(Dataset records)
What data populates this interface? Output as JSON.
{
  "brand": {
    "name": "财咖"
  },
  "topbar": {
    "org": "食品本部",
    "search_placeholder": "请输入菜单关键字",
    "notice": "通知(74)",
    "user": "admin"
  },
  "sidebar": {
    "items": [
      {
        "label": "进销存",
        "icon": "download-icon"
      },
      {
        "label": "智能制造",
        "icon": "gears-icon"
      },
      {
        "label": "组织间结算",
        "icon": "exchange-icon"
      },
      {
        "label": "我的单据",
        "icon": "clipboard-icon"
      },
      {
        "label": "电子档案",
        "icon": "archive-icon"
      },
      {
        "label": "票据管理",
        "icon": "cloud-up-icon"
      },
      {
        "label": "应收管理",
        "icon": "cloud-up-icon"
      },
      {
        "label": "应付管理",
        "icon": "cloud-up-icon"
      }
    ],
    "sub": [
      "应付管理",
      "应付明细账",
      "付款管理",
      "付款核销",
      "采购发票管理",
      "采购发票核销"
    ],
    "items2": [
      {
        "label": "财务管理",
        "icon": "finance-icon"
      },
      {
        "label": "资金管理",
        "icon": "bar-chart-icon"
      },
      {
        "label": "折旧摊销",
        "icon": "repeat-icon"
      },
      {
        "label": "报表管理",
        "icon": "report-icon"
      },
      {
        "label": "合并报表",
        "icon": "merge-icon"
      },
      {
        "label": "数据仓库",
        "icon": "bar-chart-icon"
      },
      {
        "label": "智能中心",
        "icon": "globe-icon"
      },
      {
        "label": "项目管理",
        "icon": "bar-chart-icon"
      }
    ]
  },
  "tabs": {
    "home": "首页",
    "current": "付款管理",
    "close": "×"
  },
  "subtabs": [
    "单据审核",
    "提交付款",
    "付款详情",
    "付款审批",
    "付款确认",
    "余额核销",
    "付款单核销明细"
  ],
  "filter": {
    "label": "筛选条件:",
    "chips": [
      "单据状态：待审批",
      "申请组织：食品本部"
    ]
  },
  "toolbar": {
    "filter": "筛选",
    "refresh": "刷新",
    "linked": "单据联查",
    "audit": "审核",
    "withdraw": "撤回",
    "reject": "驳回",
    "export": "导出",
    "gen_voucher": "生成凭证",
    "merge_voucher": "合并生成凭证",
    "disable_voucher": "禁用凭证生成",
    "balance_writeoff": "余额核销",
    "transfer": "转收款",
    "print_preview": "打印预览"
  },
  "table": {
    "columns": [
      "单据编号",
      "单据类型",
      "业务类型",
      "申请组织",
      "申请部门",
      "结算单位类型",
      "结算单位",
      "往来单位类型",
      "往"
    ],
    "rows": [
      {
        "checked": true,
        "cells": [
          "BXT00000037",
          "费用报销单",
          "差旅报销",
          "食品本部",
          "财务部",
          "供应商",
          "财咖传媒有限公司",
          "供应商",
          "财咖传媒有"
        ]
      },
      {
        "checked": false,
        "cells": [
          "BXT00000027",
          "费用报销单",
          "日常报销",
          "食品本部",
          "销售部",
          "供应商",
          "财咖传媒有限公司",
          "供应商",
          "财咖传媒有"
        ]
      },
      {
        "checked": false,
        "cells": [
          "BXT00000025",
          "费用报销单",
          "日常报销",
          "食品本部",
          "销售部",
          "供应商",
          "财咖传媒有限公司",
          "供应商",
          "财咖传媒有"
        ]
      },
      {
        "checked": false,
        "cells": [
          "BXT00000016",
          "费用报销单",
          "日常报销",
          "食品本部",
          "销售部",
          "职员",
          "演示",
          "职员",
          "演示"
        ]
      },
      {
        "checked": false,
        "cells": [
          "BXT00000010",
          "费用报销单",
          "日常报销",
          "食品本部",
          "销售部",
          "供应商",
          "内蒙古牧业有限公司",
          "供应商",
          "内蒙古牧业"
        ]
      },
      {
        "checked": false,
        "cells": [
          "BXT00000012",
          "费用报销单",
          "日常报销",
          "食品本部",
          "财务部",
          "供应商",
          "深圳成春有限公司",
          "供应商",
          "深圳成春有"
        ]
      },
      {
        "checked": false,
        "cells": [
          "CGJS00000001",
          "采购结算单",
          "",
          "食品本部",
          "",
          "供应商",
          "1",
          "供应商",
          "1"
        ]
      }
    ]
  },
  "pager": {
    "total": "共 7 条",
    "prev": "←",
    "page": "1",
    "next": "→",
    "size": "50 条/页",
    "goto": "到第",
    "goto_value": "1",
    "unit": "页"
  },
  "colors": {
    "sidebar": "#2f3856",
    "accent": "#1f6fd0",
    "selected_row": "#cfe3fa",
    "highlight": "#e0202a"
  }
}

Written exercise — Quote each line above in full, word for word.

Expected output —
What data populates this interface? Output as JSON.
{
  "brand": {
    "name": "财咖"
  },
  "topbar": {
    "org": "食品本部",
    "search_placeholder": "请输入菜单关键字",
    "notice": "通知(74)",
    "user": "admin"
  },
  "sidebar": {
    "items": [
      {
        "label": "进销存",
        "icon": "download-icon"
      },
      {
        "label": "智能制造",
        "icon": "gears-icon"
      },
      {
        "label": "组织间结算",
        "icon": "exchange-icon"
      },
      {
        "label": "我的单据",
        "icon": "clipboard-icon"
      },
      {
        "label": "电子档案",
        "icon": "archive-icon"
      },
      {
        "label": "票据管理",
        "icon": "cloud-up-icon"
      },
      {
        "label": "应收管理",
        "icon": "cloud-up-icon"
      },
      {
        "label": "应付管理",
        "icon": "cloud-up-icon"
      }
    ],
    "sub": [
      "应付管理",
      "应付明细账",
      "付款管理",
      "付款核销",
      "采购发票管理",
      "采购发票核销"
    ],
    "items2": [
      {
        "label": "财务管理",
        "icon": "finance-icon"
      },
      {
        "label": "资金管理",
        "icon": "bar-chart-icon"
      },
      {
        "label": "折旧摊销",
        "icon": "repeat-icon"
      },
      {
        "label": "报表管理",
        "icon": "report-icon"
      },
      {
        "label": "合并报表",
        "icon": "merge-icon"
      },
      {
        "label": "数据仓库",
        "icon": "bar-chart-icon"
      },
      {
        "label": "智能中心",
        "icon": "globe-icon"
      },
      {
        "label": "项目管理",
        "icon": "bar-chart-icon"
      }
    ]
  },
  "tabs": {
    "home": "首页",
    "current": "付款管理",
    "close": "×"
  },
  "subtabs": [
    "单据审核",
    "提交付款",
    "付款详情",
    "付款审批",
    "付款确认",
    "余额核销",
    "付款单核销明细"
  ],
  "filter": {
    "label": "筛选条件:",
    "chips": [
      "单据状态：待审批",
      "申请组织：食品本部"
    ]
  },
  "toolbar": {
    "filter": "筛选",
    "refresh": "刷新",
    "linked": "单据联查",
    "audit": "审核",
    "withdraw": "撤回",
    "reject": "驳回",
    "export": "导出",
    "gen_voucher": "生成凭证",
    "merge_voucher": "合并生成凭证",
    "disable_voucher": "禁用凭证生成",
    "balance_writeoff": "余额核销",
    "transfer": "转收款",
    "print_preview": "打印预览"
  },
  "table": {
    "columns": [
      "单据编号",
      "单据类型",
      "业务类型",
      "申请组织",
      "申请部门",
      "结算单位类型",
      "结算单位",
      "往来单位类型",
      "往"
    ],
    "rows": [
      {
        "checked": true,
        "cells": [
          "BXT00000037",
          "费用报销单",
          "差旅报销",
          "食品本部",
          "财务部",
          "供应商",
          "财咖传媒有限公司",
          "供应商",
          "财咖传媒有"
        ]
      },
      {
        "checked": false,
        "cells": [
          "BXT00000027",
          "费用报销单",
          "日常报销",
          "食品本部",
          "销售部",
          "供应商",
          "财咖传媒有限公司",
          "供应商",
          "财咖传媒有"
        ]
      },
      {
        "checked": false,
        "cells": [
          "BXT00000025",
          "费用报销单",
          "日常报销",
          "食品本部",
          "销售部",
          "供应商",
          "财咖传媒有限公司",
          "供应商",
          "财咖传媒有"
        ]
      },
      {
        "checked": false,
        "cells": [
          "BXT00000016",
          "费用报销单",
          "日常报销",
          "食品本部",
          "销售部",
          "职员",
          "演示",
          "职员",
          "演示"
        ]
      },
      {
        "checked": false,
        "cells": [
          "BXT00000010",
          "费用报销单",
          "日常报销",
          "食品本部",
          "销售部",
          "供应商",
          "内蒙古牧业有限公司",
          "供应商",
          "内蒙古牧业"
        ]
      },
      {
        "checked": false,
        "cells": [
          "BXT00000012",
          "费用报销单",
          "日常报销",
          "食品本部",
          "财务部",
          "供应商",
          "深圳成春有限公司",
          "供应商",
          "深圳成春有"
        ]
      },
      {
        "checked": false,
        "cells": [
          "CGJS00000001",
          "采购结算单",
          "",
          "食品本部",
          "",
          "供应商",
          "1",
          "供应商",
          "1"
        ]
      }
    ]
  },
  "pager": {
    "total": "共 7 条",
    "prev": "←",
    "page": "1",
    "next": "→",
    "size": "50 条/页",
    "goto": "到第",
    "goto_value": "1",
    "unit": "页"
  },
  "colors": {
    "sidebar": "#2f3856",
    "accent": "#1f6fd0",
    "selected_row": "#cfe3fa",
    "highlight": "#e0202a"
  }
}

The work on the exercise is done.